§ **Dataset excerpt**
__________
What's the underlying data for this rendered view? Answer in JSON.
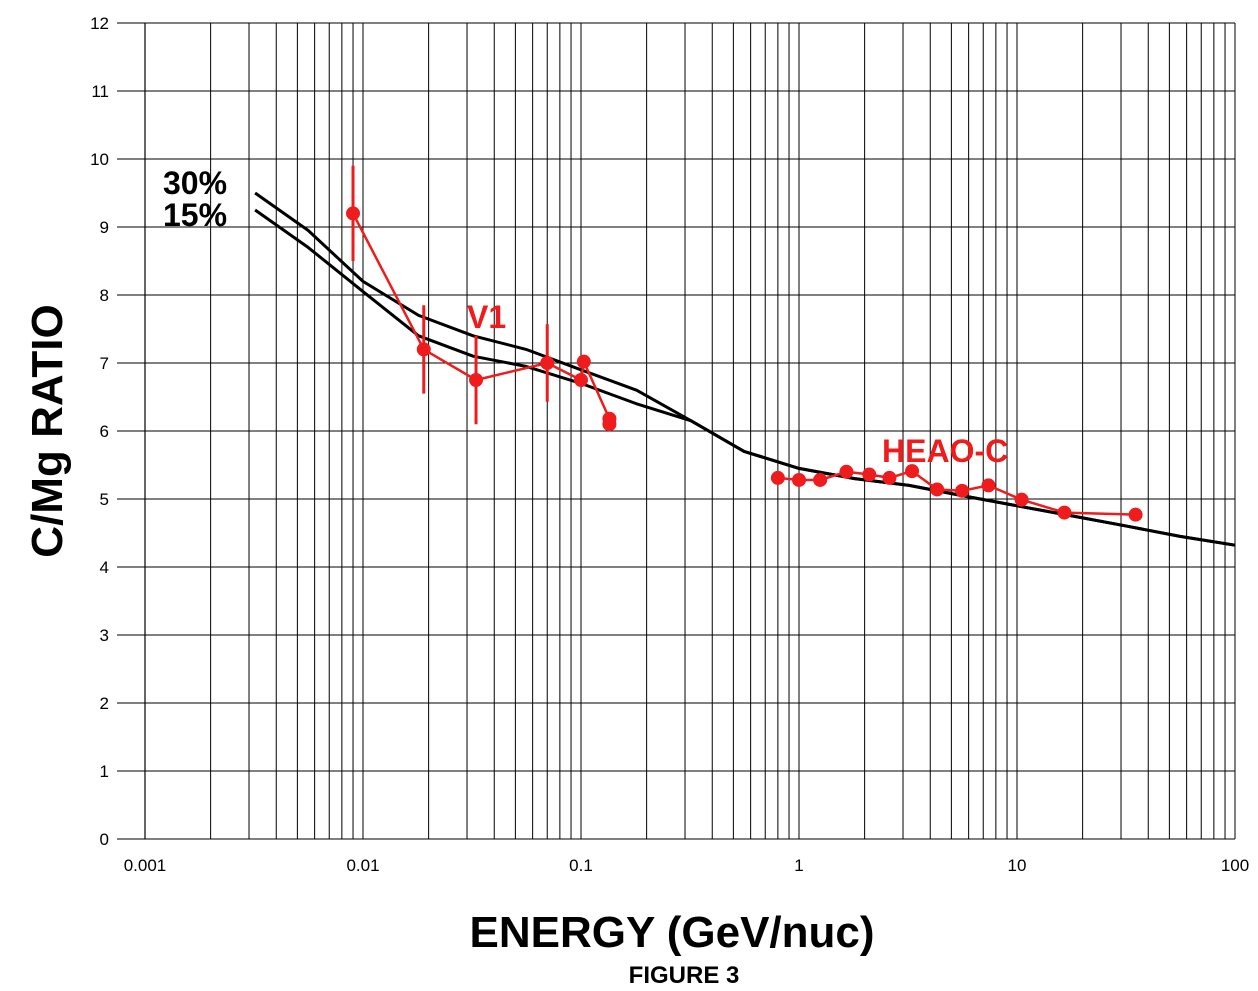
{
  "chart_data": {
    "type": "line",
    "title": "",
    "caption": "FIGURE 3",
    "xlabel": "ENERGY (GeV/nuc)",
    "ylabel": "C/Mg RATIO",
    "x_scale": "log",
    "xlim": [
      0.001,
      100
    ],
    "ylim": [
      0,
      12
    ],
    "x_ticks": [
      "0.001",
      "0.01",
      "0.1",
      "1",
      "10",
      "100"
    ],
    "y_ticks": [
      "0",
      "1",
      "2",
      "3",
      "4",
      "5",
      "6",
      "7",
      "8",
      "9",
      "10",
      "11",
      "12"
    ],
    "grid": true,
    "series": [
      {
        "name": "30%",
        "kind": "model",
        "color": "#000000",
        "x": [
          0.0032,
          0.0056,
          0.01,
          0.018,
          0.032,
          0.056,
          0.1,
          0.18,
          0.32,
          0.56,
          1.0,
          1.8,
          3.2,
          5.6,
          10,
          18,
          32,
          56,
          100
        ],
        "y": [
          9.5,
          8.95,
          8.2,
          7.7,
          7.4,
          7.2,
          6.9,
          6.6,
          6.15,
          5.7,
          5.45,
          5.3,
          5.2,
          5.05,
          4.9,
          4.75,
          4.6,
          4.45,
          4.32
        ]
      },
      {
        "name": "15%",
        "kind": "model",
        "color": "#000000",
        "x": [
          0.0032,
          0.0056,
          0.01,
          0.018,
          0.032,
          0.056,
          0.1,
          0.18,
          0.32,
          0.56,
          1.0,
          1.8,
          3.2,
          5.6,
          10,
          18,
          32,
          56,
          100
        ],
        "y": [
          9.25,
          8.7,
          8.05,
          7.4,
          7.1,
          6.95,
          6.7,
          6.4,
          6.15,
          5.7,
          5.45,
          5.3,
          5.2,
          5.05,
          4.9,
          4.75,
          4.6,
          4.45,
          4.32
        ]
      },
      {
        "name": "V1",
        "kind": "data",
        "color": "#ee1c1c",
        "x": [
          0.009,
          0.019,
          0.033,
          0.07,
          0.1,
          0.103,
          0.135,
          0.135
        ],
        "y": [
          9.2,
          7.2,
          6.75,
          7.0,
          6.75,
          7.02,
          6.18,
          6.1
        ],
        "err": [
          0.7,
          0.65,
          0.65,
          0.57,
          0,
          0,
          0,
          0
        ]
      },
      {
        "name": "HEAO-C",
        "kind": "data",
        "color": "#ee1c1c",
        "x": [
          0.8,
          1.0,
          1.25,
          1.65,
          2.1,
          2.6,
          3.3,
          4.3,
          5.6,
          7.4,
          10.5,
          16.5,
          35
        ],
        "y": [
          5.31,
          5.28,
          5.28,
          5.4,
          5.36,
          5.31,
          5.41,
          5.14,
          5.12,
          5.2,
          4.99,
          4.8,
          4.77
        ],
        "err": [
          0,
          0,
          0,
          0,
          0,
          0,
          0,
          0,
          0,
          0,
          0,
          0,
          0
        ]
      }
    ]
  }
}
__________
Leave out the pictures and return every record word for word.

What's the underlying data for this rendered view? Answer in JSON.
{
  "chart_data": {
    "type": "line",
    "title": "",
    "caption": "FIGURE 3",
    "xlabel": "ENERGY (GeV/nuc)",
    "ylabel": "C/Mg RATIO",
    "x_scale": "log",
    "xlim": [
      0.001,
      100
    ],
    "ylim": [
      0,
      12
    ],
    "x_ticks": [
      "0.001",
      "0.01",
      "0.1",
      "1",
      "10",
      "100"
    ],
    "y_ticks": [
      "0",
      "1",
      "2",
      "3",
      "4",
      "5",
      "6",
      "7",
      "8",
      "9",
      "10",
      "11",
      "12"
    ],
    "grid": true,
    "series": [
      {
        "name": "30%",
        "kind": "model",
        "color": "#000000",
        "x": [
          0.0032,
          0.0056,
          0.01,
          0.018,
          0.032,
          0.056,
          0.1,
          0.18,
          0.32,
          0.56,
          1.0,
          1.8,
          3.2,
          5.6,
          10,
          18,
          32,
          56,
          100
        ],
        "y": [
          9.5,
          8.95,
          8.2,
          7.7,
          7.4,
          7.2,
          6.9,
          6.6,
          6.15,
          5.7,
          5.45,
          5.3,
          5.2,
          5.05,
          4.9,
          4.75,
          4.6,
          4.45,
          4.32
        ]
      },
      {
        "name": "15%",
        "kind": "model",
        "color": "#000000",
        "x": [
          0.0032,
          0.0056,
          0.01,
          0.018,
          0.032,
          0.056,
          0.1,
          0.18,
          0.32,
          0.56,
          1.0,
          1.8,
          3.2,
          5.6,
          10,
          18,
          32,
          56,
          100
        ],
        "y": [
          9.25,
          8.7,
          8.05,
          7.4,
          7.1,
          6.95,
          6.7,
          6.4,
          6.15,
          5.7,
          5.45,
          5.3,
          5.2,
          5.05,
          4.9,
          4.75,
          4.6,
          4.45,
          4.32
        ]
      },
      {
        "name": "V1",
        "kind": "data",
        "color": "#ee1c1c",
        "x": [
          0.009,
          0.019,
          0.033,
          0.07,
          0.1,
          0.103,
          0.135,
          0.135
        ],
        "y": [
          9.2,
          7.2,
          6.75,
          7.0,
          6.75,
          7.02,
          6.18,
          6.1
        ],
        "err": [
          0.7,
          0.65,
          0.65,
          0.57,
          0,
          0,
          0,
          0
        ]
      },
      {
        "name": "HEAO-C",
        "kind": "data",
        "color": "#ee1c1c",
        "x": [
          0.8,
          1.0,
          1.25,
          1.65,
          2.1,
          2.6,
          3.3,
          4.3,
          5.6,
          7.4,
          10.5,
          16.5,
          35
        ],
        "y": [
          5.31,
          5.28,
          5.28,
          5.4,
          5.36,
          5.31,
          5.41,
          5.14,
          5.12,
          5.2,
          4.99,
          4.8,
          4.77
        ],
        "err": [
          0,
          0,
          0,
          0,
          0,
          0,
          0,
          0,
          0,
          0,
          0,
          0,
          0
        ]
      }
    ]
  }
}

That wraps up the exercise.